**Task goal**
Using the records below, locate all lines containing "Набор" and return them.

********************

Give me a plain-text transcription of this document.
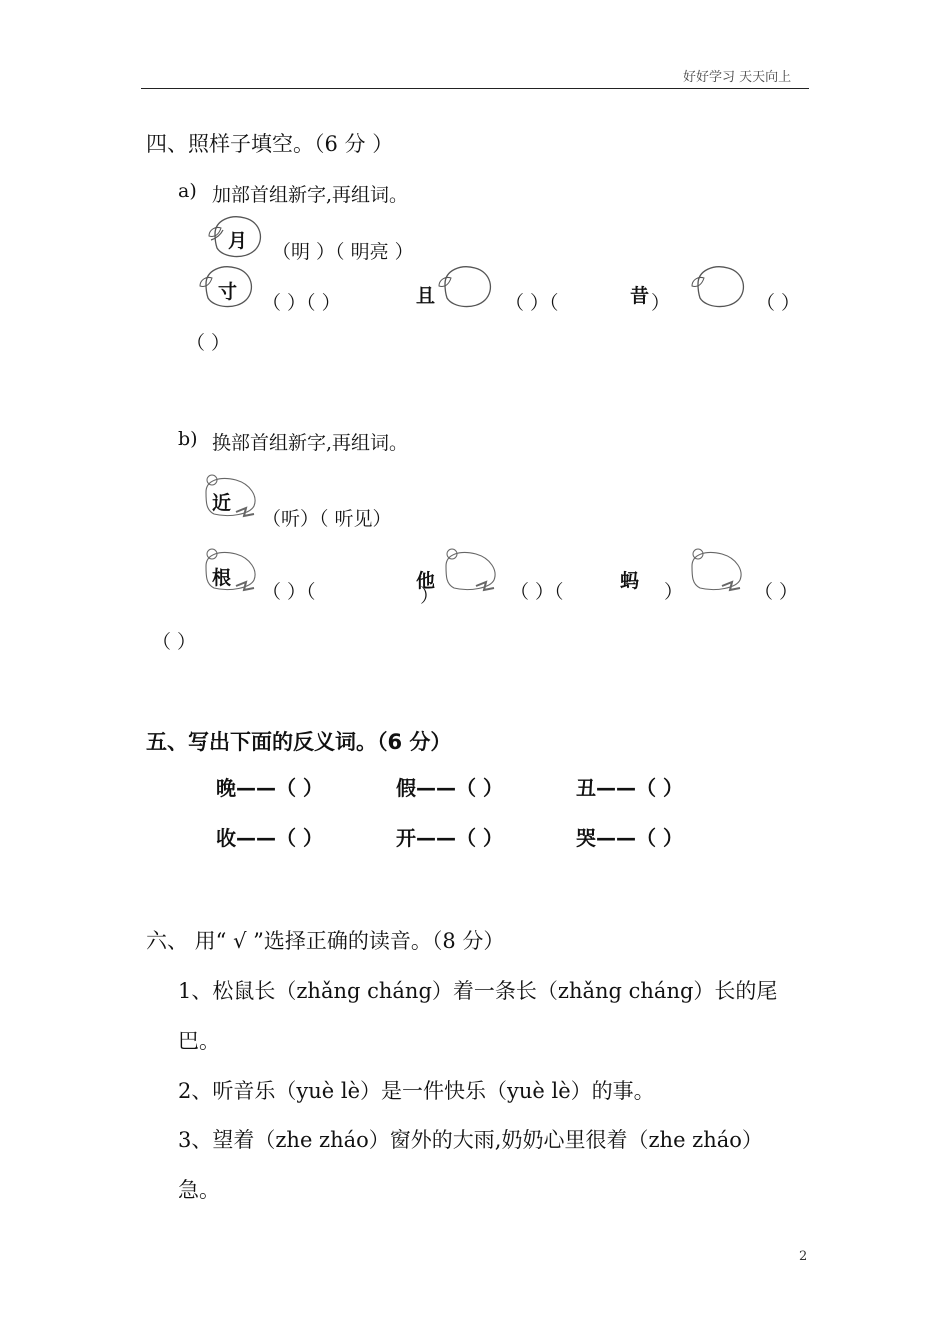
好好学习 天天向上
四、照样子填空。（6 分 ）
a) 加部首组新字,再组词。
月 （明 ）（ 明亮 ）
寸 （ ）（ ）	且	（ ）（	昔 ）	（ ）
（ ）
b) 换部首组新字,再组词。
近
（听）（ 听见）
根
（ ）（	他
）	（ ）（	蚂 ）	（ ）
（ ）
五、写出下面的反义词。（6 分）
晚——（ ）	假——（ ）	丑——（ ）
收——（ ）	开——（ ）	哭——（ ）
六、 用“ √ ”选择正确的读音。（8 分）
1、松鼠长（zhǎng cháng）着一条长（zhǎng cháng）长的尾
巴。
2、听音乐（yuè lè）是一件快乐（yuè lè）的事。
3、望着（zhe zháo）窗外的大雨,奶奶心里很着（zhe zháo）
急。
2
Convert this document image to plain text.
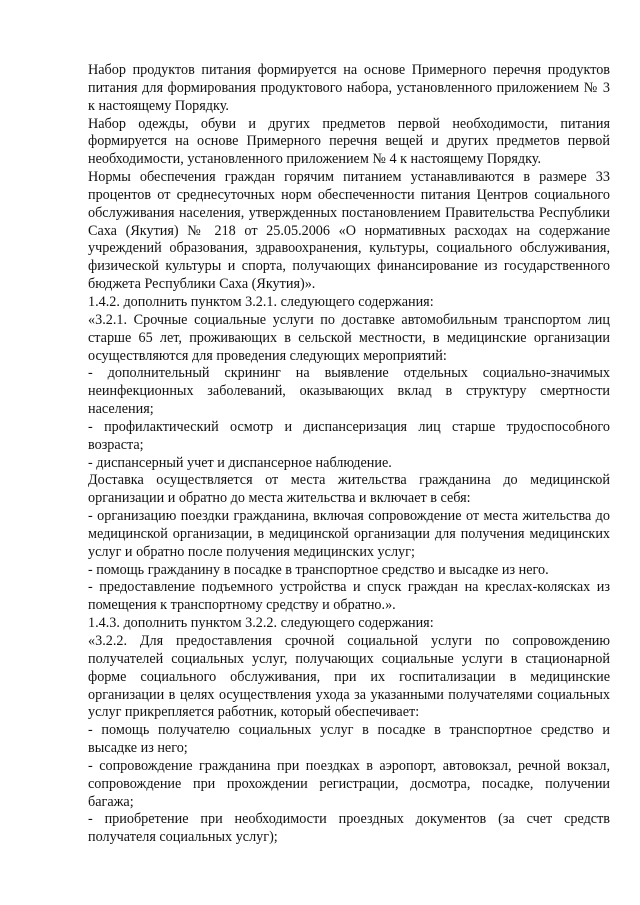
Набор продуктов питания формируется на основе Примерного перечня продуктов питания для формирования продуктового набора, установленного приложением № 3 к настоящему Порядку.

Набор одежды, обуви и других предметов первой необходимости, питания формируется на основе Примерного перечня вещей и других предметов первой необходимости, установленного приложением № 4 к настоящему Порядку.

Нормы обеспечения граждан горячим питанием устанавливаются в размере 33 процентов от среднесуточных норм обеспеченности питания Центров социального обслуживания населения, утвержденных постановлением Правительства Республики Саха (Якутия) № 218 от 25.05.2006 «О нормативных расходах на содержание учреждений образования, здравоохранения, культуры, социального обслуживания, физической культуры и спорта, получающих финансирование из государственного бюджета Республики Саха (Якутия)».

1.4.2. дополнить пунктом 3.2.1. следующего содержания:

«3.2.1. Срочные социальные услуги по доставке автомобильным транспортом лиц старше 65 лет, проживающих в сельской местности, в медицинские организации осуществляются для проведения следующих мероприятий:

- дополнительный скрининг на выявление отдельных социально-значимых неинфекционных заболеваний, оказывающих вклад в структуру смертности населения;

- профилактический осмотр и диспансеризация лиц старше трудоспособного возраста;

- диспансерный учет и диспансерное наблюдение.

Доставка осуществляется от места жительства гражданина до медицинской организации и обратно до места жительства и включает в себя:

- организацию поездки гражданина, включая сопровождение от места жительства до медицинской организации, в медицинской организации для получения медицинских услуг и обратно после получения медицинских услуг;

- помощь гражданину в посадке в транспортное средство и высадке из него.

- предоставление подъемного устройства и спуск граждан на креслах-колясках из помещения к транспортному средству и обратно.».

1.4.3. дополнить пунктом 3.2.2. следующего содержания:

«3.2.2. Для предоставления срочной социальной услуги по сопровождению получателей социальных услуг, получающих социальные услуги в стационарной форме социального обслуживания, при их госпитализации в медицинские организации в целях осуществления ухода за указанными получателями социальных услуг прикрепляется работник, который обеспечивает:

- помощь получателю социальных услуг в посадке в транспортное средство и высадке из него;

- сопровождение гражданина при поездках в аэропорт, автовокзал, речной вокзал, сопровождение при прохождении регистрации, досмотра, посадке, получении багажа;

- приобретение при необходимости проездных документов (за счет средств получателя социальных услуг);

********************

**Result of the task**
Набор продуктов питания формируется на основе Примерного перечня продуктов питания для формирования продуктового набора, установленного приложением № 3 к настоящему Порядку.
Набор одежды, обуви и других предметов первой необходимости, питания формируется на основе Примерного перечня вещей и других предметов первой необходимости, установленного приложением № 4 к настоящему Порядку.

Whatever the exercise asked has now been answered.